Les faits à l’origine de la décision sont d’une grande banalité. La requérante, agent contractuel de droit public à Pôle emploi en Guadeloupe, se porte candidate aux fonctions de « correspondant régional justice » de cet établissement. Cet agent a pour fonction d’assister dans leur recherche d’emploi les personnes détenues qui sont en fin de peine. Le directeur général de Pôle emploi rejette sa candidature en février 2012. Aux yeux de Mme B.A., ce rejet trouve son origine dans ses responsabilités syndicales et elle estime être victime d’une discrimination. Le tribunal administratif de Basse Terre lui a donné raison dans un jugement du 10 octobre 2013 et Pôle emploi a donc saisi le Conseil d’État en cassation. Celui-ci annule la décision du tribunal administratif et rejette le recours de Mme B.A. au motif que la discrimination n’est pas démontrée.

Une présomption

L’auteur d’une discrimination, en particulier dans le domaine syndical, a généralement tendance à cacher le fondement réel de sa décision en la masquant derrière l’intérêt général. Il va ainsi invoquer l’intérêt du service pour refuser une promotion ou décider une mutation, alors qu’il veut écarter un militant syndical.

Dans son arrêt Perreux du 30 octobre 2009, le Conseil d’État a été saisi d’un recours dirigé contre un refus de nomination à un emploi de chargé de formation à l’École nationale de la magistrature (ENM). Pour la requérante, ce refus reposait sur son appartenance au syndicat de la magistrature. En l’espèce, le Conseil d’État estime que la preuve de la discrimination n’est pas apportée, précisant que celle-ci s’articule en deux temps.

* * * * *

Exercice écrit 1:
Recopiez à l'identique les lignes des entrées, de la ligne contenant « svg-text:−2: −2 bbox=[38, 381, 57, 396] » jusqu'à la ligne contenant « Itemize 12 of », celle-ci comprise.

Données enregistrées:
* * * * *

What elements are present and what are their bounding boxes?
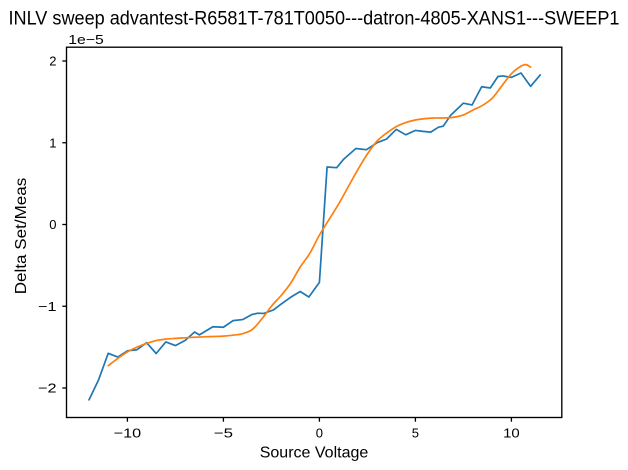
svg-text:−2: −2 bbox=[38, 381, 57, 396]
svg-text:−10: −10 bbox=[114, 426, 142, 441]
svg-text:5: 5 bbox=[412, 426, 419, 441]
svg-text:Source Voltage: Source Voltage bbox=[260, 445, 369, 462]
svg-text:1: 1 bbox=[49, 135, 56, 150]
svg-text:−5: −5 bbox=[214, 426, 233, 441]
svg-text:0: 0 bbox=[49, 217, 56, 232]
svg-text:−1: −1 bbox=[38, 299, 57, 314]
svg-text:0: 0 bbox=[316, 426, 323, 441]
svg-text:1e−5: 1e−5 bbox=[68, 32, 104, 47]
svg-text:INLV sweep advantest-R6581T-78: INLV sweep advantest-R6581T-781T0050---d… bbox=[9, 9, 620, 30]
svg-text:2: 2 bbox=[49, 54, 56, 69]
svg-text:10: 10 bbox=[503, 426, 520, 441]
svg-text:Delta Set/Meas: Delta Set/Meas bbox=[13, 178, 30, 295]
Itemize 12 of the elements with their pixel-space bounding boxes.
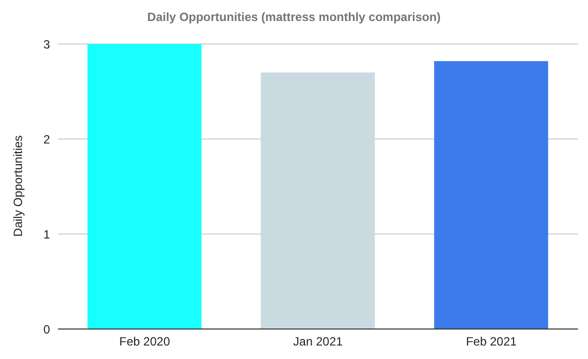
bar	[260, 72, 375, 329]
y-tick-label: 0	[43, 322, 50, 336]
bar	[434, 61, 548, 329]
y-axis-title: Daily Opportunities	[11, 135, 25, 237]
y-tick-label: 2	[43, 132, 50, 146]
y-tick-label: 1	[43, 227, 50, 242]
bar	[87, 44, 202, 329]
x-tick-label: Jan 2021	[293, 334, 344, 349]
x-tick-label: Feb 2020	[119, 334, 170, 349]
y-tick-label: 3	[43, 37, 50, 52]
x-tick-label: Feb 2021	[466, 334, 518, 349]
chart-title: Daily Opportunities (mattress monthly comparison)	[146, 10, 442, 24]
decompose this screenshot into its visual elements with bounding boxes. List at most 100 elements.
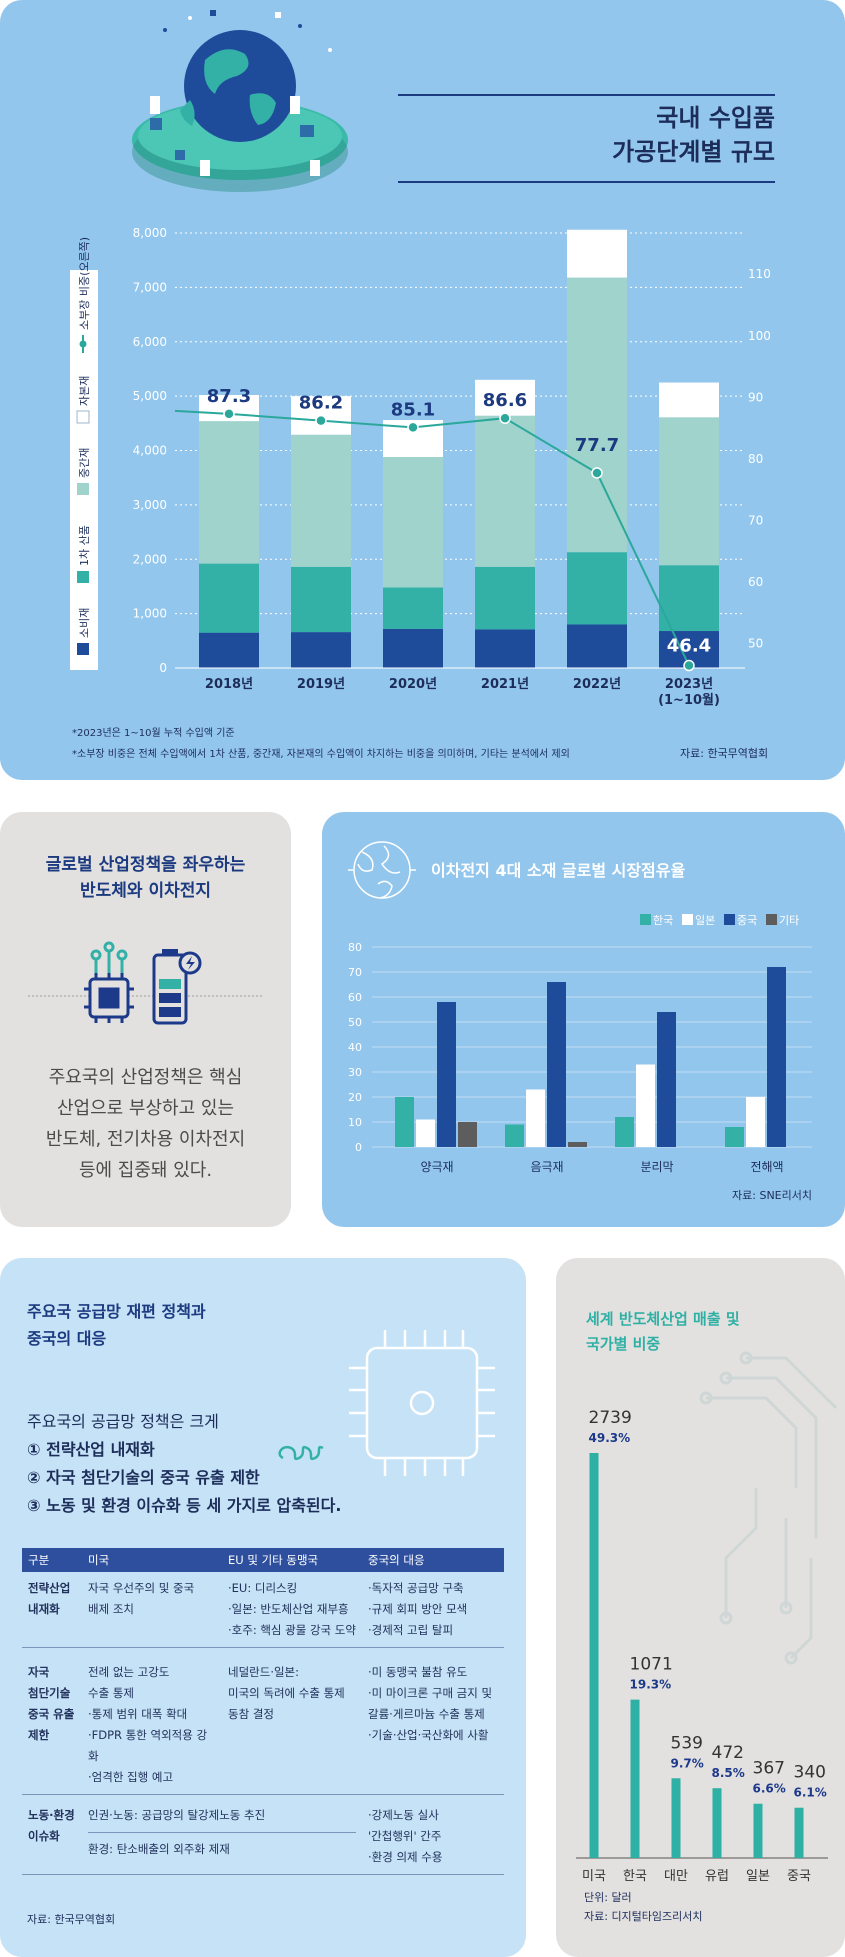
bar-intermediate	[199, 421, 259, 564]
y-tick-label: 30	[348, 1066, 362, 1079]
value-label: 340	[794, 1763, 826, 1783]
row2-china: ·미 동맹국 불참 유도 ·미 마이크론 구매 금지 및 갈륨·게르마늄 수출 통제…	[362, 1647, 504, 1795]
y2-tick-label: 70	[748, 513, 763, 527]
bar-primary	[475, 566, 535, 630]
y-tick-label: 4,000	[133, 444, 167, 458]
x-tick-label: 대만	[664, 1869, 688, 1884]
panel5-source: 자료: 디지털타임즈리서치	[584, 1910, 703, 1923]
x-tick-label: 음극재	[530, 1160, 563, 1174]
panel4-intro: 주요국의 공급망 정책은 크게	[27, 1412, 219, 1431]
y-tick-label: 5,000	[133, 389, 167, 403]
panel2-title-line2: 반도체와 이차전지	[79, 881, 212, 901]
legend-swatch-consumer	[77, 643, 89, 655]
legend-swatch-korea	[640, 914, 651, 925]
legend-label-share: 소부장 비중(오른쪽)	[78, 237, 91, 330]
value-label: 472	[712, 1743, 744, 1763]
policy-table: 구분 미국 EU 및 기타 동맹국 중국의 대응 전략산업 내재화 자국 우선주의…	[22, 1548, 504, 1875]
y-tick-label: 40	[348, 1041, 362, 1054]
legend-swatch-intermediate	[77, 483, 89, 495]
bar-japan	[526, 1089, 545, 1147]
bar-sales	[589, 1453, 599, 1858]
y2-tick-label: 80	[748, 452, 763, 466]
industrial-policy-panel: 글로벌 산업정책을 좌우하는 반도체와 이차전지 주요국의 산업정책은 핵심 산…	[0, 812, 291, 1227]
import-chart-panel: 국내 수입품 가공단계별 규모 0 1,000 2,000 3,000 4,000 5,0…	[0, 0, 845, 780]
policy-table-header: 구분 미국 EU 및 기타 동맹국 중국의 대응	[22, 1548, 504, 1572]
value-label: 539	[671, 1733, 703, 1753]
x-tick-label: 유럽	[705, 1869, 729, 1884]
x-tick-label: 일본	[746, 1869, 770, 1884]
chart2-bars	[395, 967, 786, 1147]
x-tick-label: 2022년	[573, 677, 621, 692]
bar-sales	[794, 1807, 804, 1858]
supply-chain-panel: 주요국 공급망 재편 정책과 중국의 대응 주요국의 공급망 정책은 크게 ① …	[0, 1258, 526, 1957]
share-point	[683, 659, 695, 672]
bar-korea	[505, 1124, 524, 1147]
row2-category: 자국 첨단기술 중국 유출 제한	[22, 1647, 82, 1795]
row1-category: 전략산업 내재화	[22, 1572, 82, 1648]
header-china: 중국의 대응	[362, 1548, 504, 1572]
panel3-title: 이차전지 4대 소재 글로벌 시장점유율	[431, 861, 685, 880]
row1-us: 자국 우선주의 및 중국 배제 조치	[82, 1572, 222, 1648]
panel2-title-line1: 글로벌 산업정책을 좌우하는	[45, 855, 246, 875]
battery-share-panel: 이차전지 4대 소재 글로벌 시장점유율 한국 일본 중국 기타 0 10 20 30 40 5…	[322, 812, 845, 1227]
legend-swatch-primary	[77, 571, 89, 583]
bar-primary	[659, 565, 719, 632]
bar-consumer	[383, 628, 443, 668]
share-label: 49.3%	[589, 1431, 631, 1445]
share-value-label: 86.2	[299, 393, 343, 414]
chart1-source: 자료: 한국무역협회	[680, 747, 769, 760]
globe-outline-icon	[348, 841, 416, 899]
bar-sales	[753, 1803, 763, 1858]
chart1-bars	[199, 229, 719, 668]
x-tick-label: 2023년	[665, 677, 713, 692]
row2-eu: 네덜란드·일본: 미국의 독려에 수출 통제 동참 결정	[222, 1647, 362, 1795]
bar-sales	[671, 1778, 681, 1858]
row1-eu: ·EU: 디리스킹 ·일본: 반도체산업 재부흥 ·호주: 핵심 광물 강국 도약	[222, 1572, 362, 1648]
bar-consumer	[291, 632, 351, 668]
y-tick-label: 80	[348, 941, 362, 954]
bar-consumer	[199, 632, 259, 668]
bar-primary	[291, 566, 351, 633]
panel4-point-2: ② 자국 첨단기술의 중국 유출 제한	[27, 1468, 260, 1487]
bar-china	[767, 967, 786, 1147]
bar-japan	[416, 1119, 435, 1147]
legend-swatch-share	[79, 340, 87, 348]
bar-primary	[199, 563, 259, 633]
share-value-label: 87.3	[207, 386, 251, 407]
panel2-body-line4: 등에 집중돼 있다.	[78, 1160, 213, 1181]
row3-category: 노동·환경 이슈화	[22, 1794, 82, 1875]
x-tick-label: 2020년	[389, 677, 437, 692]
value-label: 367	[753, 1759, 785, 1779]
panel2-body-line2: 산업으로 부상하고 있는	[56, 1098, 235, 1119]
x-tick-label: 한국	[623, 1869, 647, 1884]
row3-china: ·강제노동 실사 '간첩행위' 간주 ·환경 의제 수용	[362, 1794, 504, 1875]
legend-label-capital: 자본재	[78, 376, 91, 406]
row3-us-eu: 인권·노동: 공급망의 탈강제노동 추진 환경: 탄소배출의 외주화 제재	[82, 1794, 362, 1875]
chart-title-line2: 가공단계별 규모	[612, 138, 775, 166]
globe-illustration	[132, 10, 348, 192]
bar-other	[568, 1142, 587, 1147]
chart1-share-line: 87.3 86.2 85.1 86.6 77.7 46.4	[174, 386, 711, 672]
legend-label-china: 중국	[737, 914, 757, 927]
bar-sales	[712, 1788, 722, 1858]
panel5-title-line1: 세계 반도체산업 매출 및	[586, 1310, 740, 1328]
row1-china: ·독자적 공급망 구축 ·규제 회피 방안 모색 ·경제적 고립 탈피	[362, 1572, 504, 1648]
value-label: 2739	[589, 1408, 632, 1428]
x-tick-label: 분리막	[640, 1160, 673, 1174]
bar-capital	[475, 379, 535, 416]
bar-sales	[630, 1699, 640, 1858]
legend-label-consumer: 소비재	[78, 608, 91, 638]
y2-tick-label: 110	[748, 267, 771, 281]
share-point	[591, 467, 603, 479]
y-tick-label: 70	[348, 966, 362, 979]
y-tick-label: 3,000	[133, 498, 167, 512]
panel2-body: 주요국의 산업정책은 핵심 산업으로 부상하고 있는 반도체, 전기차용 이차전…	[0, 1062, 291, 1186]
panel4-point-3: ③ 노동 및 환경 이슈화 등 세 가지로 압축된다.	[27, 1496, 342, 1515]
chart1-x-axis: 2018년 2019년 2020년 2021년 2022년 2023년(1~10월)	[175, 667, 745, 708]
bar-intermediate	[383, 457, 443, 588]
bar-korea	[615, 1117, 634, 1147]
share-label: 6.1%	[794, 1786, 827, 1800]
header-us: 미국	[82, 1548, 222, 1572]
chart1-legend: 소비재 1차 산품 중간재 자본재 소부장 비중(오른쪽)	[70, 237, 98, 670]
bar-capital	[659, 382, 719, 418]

* * * * *

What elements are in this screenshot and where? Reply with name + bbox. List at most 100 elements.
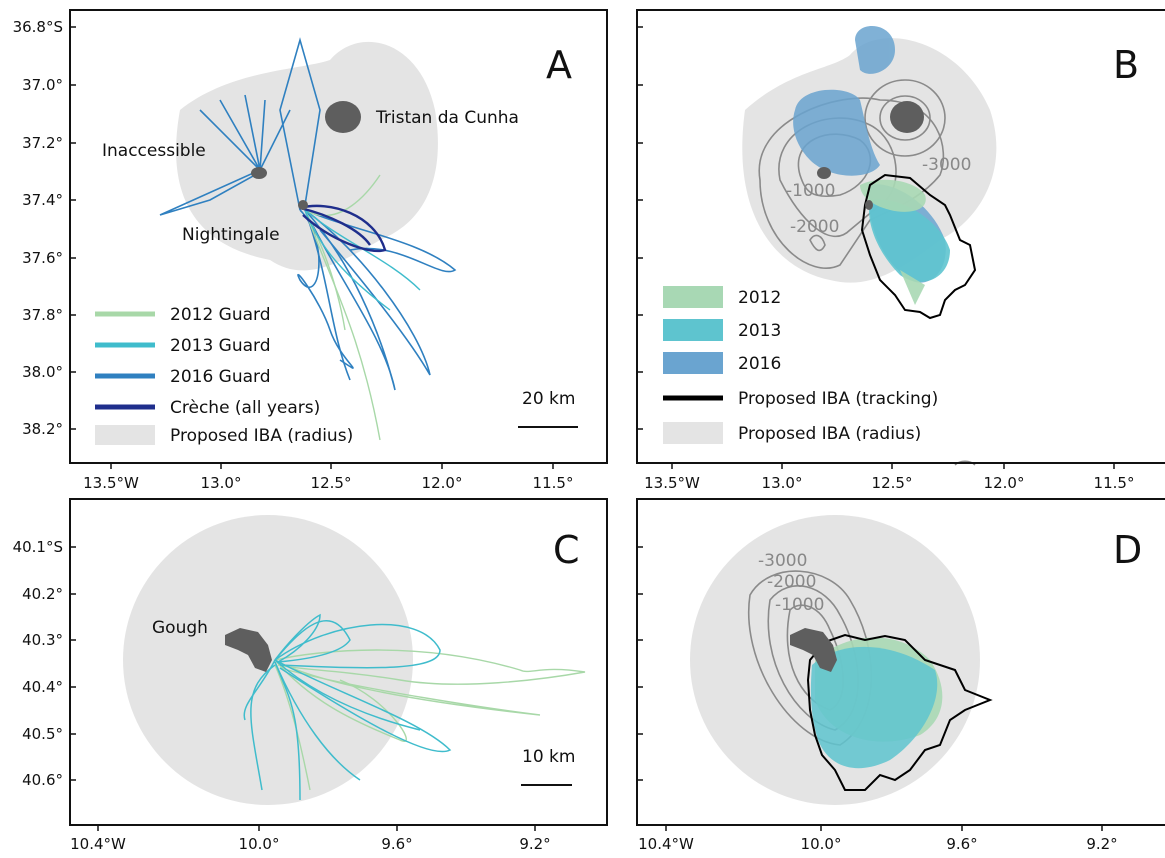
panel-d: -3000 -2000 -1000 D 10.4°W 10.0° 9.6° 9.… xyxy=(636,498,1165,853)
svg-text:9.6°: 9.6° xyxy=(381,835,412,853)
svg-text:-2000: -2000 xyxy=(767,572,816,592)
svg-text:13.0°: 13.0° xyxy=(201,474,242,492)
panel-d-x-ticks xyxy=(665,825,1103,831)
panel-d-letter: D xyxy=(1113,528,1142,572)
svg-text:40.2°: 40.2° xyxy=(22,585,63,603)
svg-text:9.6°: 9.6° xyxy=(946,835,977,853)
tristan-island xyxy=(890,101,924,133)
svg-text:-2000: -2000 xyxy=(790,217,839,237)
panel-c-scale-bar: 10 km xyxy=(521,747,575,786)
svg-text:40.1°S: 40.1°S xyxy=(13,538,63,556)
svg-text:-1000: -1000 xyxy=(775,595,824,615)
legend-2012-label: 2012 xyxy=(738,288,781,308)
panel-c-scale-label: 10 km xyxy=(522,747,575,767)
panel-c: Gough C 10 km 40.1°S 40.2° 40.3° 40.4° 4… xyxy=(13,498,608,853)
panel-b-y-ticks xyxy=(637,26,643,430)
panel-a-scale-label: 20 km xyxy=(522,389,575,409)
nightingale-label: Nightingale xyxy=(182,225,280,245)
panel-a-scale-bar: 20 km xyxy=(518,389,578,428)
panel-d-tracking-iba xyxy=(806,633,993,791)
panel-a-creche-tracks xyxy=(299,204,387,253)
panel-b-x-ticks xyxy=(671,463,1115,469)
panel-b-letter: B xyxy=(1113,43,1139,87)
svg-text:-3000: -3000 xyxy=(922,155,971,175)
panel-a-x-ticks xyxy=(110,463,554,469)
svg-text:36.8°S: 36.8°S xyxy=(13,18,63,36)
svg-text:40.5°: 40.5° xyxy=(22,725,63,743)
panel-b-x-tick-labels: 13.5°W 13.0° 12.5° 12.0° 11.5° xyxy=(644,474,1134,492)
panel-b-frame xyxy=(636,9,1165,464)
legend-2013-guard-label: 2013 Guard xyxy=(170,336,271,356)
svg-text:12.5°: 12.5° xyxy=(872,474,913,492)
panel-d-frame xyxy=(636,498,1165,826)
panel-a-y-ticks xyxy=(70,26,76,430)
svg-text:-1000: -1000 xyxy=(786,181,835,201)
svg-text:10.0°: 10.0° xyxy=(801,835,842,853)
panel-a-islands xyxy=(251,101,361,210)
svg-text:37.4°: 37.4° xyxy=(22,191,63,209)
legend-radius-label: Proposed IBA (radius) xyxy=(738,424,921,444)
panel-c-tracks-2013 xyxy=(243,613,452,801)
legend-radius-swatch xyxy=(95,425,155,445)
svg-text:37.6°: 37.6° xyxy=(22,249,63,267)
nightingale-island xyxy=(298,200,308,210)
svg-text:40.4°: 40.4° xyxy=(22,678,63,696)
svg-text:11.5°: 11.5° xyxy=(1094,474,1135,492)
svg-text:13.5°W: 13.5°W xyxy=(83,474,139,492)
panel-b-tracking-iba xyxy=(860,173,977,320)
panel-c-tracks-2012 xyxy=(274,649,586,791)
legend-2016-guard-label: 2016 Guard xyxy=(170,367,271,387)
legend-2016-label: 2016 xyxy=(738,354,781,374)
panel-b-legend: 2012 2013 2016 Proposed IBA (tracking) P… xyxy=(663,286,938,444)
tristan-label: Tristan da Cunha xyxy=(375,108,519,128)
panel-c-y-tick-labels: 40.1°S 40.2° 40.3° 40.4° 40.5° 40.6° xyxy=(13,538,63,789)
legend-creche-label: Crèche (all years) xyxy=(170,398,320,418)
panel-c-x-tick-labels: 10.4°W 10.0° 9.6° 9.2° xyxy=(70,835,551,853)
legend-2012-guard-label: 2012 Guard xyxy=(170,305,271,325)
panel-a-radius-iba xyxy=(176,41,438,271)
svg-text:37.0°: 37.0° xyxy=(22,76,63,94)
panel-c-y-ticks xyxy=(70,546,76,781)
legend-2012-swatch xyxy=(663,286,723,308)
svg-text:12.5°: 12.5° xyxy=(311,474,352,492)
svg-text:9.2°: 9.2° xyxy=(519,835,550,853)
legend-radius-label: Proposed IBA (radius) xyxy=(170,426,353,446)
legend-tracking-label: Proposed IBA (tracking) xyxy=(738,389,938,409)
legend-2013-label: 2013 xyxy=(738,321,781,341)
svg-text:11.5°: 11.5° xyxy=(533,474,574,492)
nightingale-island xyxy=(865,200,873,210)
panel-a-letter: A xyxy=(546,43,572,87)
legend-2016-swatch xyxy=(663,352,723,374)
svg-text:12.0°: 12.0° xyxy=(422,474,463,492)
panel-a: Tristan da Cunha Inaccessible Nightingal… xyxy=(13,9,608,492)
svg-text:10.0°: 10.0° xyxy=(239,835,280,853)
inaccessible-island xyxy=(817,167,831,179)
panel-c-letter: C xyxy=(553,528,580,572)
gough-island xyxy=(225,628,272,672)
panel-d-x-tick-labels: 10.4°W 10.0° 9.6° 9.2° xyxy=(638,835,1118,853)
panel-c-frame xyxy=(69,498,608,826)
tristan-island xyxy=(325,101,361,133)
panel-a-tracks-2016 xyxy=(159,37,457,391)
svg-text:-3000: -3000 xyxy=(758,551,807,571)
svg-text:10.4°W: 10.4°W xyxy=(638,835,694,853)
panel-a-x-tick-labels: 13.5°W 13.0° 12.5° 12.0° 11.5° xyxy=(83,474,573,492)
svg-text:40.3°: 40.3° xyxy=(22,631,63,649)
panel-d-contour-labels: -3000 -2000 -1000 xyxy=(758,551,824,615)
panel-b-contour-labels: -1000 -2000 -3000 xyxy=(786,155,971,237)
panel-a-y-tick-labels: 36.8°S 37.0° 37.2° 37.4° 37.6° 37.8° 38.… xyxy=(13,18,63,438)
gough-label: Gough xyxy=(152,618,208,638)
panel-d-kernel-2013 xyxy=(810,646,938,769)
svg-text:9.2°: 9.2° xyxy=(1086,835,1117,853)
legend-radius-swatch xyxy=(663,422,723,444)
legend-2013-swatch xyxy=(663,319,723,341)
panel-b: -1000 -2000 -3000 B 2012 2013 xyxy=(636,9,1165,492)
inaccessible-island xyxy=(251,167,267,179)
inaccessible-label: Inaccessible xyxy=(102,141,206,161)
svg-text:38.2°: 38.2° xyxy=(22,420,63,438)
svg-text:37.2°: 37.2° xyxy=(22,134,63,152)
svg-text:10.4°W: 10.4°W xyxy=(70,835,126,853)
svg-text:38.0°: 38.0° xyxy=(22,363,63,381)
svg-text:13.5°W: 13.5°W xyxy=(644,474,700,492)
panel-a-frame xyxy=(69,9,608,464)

* * * * *

Exercice écrit 2:
Dans le texte sur la discrimination syndicale, reprenez le passage qui va de « L’auteur d’une discrimination, en » jusqu'à « en deux temps. » inclus, en mettant « plaignante » à la place de « requérante ».

Résultat 1:
svg-text:−2: −2 bbox=[38, 381, 57, 396]
svg-text:−10: −10 bbox=[114, 426, 142, 441]
svg-text:5: 5 bbox=[412, 426, 419, 441]
svg-text:Source Voltage: Source Voltage bbox=[260, 445, 369, 462]
svg-text:1: 1 bbox=[49, 135, 56, 150]
svg-text:−5: −5 bbox=[214, 426, 233, 441]
svg-text:0: 0 bbox=[49, 217, 56, 232]
svg-text:−1: −1 bbox=[38, 299, 57, 314]
svg-text:0: 0 bbox=[316, 426, 323, 441]
svg-text:1e−5: 1e−5 bbox=[68, 32, 104, 47]
svg-text:INLV sweep advantest-R6581T-78: INLV sweep advantest-R6581T-781T0050---d… bbox=[9, 9, 620, 30]
svg-text:2: 2 bbox=[49, 54, 56, 69]
svg-text:10: 10 bbox=[503, 426, 520, 441]
svg-text:Delta Set/Meas: Delta Set/Meas bbox=[13, 178, 30, 295]
Itemize 12 of the elements with their pixel-space bounding boxes.

Résultat 2:
L’auteur d’une discrimination, en particulier dans le domaine syndical, a généralement tendance à cacher le fondement réel de sa décision en la masquant derrière l’intérêt général. Il va ainsi invoquer l’intérêt du service pour refuser une promotion ou décider une mutation, alors qu’il veut écarter un militant syndical.

Dans son arrêt Perreux du 30 octobre 2009, le Conseil d’État a été saisi d’un recours dirigé contre un refus de nomination à un emploi de chargé de formation à l’École nationale de la magistrature (ENM). Pour la plaignante, ce refus reposait sur son appartenance au syndicat de la magistrature. En l’espèce, le Conseil d’État estime que la preuve de la discrimination n’est pas apportée, précisant que celle-ci s’articule en deux temps.